What this task involves: Tell how many lines in the data below include the word "ECBC". The answer is the number only.

Task input:
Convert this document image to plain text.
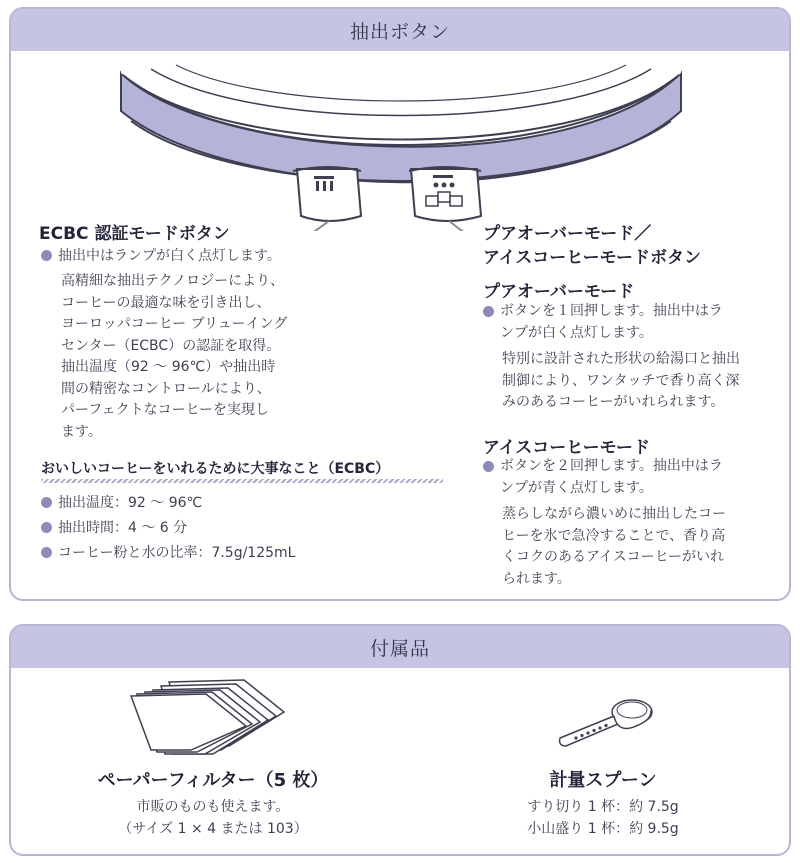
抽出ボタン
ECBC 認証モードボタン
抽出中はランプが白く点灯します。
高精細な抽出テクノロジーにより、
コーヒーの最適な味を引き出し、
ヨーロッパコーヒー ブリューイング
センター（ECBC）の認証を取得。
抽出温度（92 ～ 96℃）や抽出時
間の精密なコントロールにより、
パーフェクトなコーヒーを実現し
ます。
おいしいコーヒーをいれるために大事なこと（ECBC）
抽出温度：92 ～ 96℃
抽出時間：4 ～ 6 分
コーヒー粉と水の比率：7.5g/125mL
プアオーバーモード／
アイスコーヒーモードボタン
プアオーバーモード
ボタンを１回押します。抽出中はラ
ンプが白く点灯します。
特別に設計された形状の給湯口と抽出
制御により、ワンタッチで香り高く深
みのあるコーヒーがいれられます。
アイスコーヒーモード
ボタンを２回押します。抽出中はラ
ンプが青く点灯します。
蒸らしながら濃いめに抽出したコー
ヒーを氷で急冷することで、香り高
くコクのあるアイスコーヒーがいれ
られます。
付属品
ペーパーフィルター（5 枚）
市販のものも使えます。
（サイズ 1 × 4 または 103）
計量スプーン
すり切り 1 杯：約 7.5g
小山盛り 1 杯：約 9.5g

* * *

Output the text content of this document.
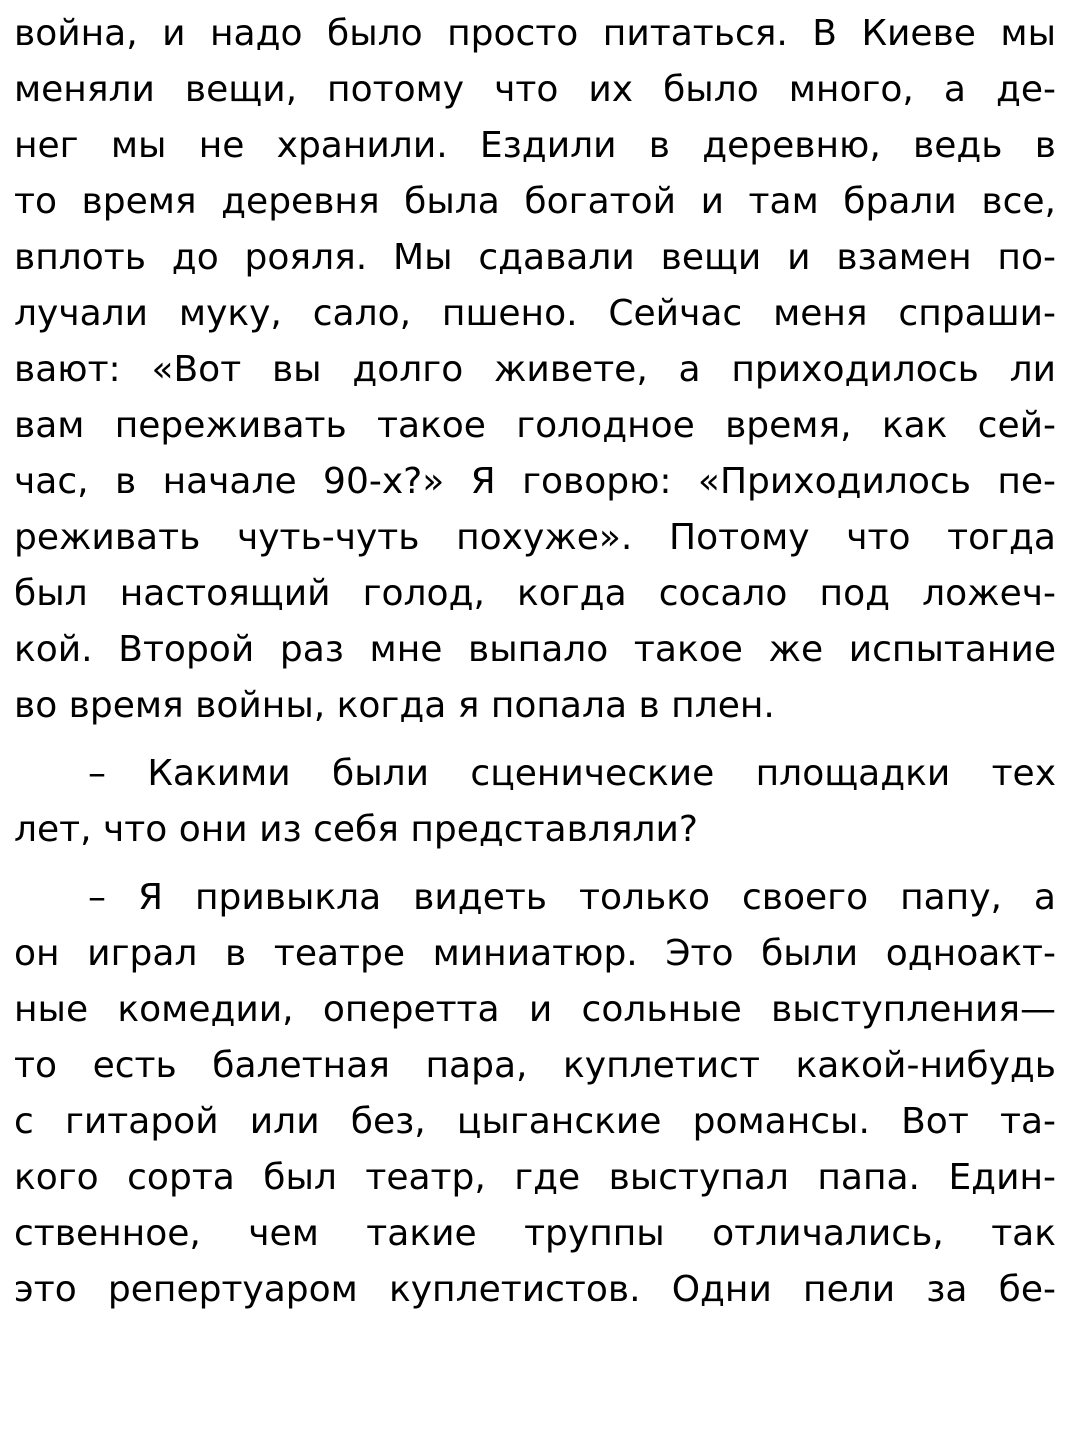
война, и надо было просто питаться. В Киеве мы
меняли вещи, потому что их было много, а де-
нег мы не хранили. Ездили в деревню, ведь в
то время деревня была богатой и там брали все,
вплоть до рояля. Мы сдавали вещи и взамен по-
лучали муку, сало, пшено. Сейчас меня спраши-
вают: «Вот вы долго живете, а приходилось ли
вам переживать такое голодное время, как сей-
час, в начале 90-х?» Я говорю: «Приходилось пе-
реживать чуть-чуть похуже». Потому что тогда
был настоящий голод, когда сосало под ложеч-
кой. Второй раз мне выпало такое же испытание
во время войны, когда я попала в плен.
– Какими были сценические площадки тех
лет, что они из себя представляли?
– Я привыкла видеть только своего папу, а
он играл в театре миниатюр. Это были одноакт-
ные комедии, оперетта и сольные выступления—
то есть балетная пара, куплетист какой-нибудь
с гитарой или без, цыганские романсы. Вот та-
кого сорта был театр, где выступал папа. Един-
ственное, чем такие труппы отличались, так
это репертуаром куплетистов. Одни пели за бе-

---

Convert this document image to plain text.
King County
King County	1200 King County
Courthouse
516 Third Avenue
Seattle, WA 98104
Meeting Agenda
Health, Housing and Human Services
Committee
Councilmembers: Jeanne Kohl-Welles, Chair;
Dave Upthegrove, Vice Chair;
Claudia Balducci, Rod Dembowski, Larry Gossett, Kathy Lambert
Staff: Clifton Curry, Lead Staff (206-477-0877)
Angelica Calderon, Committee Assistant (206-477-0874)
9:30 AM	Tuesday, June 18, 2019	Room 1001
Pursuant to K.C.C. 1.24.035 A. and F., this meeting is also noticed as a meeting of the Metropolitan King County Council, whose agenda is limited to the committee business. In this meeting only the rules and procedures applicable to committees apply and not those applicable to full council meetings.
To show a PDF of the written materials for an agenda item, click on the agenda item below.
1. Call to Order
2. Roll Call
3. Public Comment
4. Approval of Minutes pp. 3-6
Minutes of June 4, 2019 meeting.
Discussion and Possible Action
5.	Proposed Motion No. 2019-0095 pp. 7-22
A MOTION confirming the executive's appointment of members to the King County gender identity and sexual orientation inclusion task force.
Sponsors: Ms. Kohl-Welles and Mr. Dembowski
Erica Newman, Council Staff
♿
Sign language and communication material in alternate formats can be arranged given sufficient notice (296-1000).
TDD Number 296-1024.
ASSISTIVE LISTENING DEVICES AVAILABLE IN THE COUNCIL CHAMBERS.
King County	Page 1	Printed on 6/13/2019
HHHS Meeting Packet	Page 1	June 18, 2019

Exercise response: 3